DIRECTIVE —
Determine how many lines include the word "возможность", then give that number and nothing more.

(Collected data entries)
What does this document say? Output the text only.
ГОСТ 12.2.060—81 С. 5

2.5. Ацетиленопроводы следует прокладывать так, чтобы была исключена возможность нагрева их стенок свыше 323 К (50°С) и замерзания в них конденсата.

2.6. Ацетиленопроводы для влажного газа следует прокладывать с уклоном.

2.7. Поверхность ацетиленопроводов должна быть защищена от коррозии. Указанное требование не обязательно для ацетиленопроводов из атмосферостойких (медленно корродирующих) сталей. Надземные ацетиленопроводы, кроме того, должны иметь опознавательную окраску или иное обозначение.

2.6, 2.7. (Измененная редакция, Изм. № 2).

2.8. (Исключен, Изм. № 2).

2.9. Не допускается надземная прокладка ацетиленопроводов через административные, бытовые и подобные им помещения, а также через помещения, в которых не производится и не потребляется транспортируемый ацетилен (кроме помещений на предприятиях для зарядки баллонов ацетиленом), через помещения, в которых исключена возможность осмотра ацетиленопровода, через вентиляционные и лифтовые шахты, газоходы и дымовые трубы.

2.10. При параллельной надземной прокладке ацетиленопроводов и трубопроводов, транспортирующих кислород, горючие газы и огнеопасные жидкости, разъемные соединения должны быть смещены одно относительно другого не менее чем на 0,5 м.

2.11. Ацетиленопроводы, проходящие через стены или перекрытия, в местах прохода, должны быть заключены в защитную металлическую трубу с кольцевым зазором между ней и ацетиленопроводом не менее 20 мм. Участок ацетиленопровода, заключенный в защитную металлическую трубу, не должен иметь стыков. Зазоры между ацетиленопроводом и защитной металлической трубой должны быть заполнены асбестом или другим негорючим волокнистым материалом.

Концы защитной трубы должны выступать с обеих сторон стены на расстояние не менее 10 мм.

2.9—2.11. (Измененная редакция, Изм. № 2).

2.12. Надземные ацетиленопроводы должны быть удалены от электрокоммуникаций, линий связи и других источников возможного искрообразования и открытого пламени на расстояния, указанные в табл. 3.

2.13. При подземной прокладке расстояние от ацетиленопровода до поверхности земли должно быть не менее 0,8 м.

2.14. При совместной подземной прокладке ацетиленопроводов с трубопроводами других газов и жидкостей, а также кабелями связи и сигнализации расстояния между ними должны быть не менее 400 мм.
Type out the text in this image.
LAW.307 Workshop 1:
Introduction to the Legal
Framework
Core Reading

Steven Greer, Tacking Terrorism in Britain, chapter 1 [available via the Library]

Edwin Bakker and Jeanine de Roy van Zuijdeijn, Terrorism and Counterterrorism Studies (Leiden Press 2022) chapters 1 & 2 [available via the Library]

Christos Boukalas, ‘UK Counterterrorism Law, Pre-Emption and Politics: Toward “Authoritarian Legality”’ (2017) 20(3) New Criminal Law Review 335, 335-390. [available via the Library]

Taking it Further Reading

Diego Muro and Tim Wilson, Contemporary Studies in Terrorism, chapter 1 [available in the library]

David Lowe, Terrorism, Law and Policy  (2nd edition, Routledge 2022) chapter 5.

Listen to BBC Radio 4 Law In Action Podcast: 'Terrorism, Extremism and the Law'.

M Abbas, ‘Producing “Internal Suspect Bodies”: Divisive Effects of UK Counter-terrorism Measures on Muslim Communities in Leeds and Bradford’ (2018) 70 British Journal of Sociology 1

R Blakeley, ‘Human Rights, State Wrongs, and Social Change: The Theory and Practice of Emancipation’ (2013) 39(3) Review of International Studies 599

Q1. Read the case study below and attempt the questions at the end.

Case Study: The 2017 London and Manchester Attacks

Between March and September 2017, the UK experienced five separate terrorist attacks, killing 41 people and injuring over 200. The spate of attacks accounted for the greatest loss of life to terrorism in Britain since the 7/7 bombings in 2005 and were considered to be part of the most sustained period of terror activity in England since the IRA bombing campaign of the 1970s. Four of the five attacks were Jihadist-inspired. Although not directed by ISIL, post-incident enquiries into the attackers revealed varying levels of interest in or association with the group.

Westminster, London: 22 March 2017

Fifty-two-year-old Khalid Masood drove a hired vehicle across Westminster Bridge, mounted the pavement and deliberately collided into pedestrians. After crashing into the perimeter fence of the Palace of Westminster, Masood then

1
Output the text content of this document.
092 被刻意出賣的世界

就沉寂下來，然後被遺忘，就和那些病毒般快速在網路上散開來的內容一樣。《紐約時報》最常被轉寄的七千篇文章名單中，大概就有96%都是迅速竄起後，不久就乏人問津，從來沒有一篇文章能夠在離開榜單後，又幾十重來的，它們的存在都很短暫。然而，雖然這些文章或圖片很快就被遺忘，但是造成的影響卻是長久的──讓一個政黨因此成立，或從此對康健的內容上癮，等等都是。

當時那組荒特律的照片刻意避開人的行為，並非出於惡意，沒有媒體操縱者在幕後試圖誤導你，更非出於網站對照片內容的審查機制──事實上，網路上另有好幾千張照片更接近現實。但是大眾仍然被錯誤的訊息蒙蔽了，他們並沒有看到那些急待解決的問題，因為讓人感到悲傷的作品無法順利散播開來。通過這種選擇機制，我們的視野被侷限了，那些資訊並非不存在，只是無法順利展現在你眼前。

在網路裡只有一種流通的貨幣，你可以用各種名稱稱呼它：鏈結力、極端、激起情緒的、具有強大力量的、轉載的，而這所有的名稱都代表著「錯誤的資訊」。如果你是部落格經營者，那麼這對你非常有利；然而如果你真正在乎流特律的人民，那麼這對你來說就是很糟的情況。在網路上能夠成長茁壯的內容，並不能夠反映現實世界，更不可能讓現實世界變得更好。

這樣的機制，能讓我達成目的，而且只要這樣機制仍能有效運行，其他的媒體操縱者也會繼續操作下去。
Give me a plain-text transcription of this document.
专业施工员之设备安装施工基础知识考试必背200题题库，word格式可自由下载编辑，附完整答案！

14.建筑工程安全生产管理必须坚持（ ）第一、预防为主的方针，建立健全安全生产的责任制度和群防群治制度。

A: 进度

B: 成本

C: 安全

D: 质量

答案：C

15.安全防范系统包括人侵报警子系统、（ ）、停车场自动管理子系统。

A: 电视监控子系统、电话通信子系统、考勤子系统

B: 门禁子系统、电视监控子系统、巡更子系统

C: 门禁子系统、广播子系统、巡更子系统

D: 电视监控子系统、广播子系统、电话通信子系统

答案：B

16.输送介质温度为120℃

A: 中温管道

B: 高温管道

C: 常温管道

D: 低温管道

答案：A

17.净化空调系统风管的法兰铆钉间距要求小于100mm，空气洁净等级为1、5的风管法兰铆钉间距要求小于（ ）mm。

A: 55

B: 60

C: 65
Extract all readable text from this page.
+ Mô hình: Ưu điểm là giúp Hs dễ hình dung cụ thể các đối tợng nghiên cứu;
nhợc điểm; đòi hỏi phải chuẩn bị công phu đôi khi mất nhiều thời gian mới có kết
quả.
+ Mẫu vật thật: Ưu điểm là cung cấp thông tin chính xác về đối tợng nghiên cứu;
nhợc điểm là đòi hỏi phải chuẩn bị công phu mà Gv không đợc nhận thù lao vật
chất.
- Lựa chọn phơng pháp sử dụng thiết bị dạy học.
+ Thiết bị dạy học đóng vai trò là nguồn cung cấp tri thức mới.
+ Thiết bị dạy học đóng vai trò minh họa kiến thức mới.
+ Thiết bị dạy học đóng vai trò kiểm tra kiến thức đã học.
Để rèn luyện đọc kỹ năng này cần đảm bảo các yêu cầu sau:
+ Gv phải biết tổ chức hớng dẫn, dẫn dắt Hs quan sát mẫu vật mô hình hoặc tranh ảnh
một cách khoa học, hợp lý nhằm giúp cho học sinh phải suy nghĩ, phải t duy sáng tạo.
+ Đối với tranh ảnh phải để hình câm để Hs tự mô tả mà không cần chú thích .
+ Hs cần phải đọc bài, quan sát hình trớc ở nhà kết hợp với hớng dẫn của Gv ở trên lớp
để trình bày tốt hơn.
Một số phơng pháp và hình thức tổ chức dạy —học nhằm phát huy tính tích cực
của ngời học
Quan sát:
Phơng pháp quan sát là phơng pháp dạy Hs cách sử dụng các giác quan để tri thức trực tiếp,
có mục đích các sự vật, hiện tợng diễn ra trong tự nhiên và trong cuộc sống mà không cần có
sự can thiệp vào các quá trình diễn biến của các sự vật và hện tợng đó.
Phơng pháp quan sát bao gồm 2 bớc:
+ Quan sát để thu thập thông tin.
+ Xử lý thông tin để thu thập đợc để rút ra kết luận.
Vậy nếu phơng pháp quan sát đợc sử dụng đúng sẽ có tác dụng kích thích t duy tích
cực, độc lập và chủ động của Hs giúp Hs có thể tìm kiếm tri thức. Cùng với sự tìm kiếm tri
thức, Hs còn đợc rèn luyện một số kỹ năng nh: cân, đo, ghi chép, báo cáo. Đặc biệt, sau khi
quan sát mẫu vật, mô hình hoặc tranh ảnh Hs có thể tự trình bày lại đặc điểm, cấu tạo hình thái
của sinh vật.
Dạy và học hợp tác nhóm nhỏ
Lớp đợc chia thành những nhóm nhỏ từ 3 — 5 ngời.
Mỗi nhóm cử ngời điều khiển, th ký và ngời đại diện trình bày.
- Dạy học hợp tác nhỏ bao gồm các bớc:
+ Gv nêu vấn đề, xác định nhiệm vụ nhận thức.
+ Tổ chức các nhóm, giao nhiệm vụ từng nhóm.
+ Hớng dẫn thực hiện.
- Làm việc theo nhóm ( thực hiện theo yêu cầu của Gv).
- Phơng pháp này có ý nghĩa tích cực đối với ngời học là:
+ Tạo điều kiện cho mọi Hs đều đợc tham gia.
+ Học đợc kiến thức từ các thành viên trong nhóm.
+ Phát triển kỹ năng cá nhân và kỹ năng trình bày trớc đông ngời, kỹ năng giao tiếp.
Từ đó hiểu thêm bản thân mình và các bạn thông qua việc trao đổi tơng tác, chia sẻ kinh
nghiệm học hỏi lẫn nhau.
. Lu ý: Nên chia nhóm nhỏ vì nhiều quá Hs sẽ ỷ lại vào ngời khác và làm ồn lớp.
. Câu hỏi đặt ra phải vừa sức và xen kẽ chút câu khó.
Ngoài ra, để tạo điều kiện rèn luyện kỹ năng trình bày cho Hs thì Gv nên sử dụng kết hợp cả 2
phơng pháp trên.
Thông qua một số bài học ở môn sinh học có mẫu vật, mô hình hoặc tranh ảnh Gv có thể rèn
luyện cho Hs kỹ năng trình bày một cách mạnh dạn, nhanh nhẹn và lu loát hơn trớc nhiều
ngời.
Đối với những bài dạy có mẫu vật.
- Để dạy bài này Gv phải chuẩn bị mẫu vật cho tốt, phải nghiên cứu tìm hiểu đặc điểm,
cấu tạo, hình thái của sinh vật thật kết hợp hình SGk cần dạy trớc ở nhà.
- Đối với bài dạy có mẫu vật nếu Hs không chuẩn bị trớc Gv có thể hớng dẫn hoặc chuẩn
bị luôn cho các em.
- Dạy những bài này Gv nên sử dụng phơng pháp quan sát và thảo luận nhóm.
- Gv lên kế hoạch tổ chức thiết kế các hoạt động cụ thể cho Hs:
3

RESULT OF THE EXERCISE —
2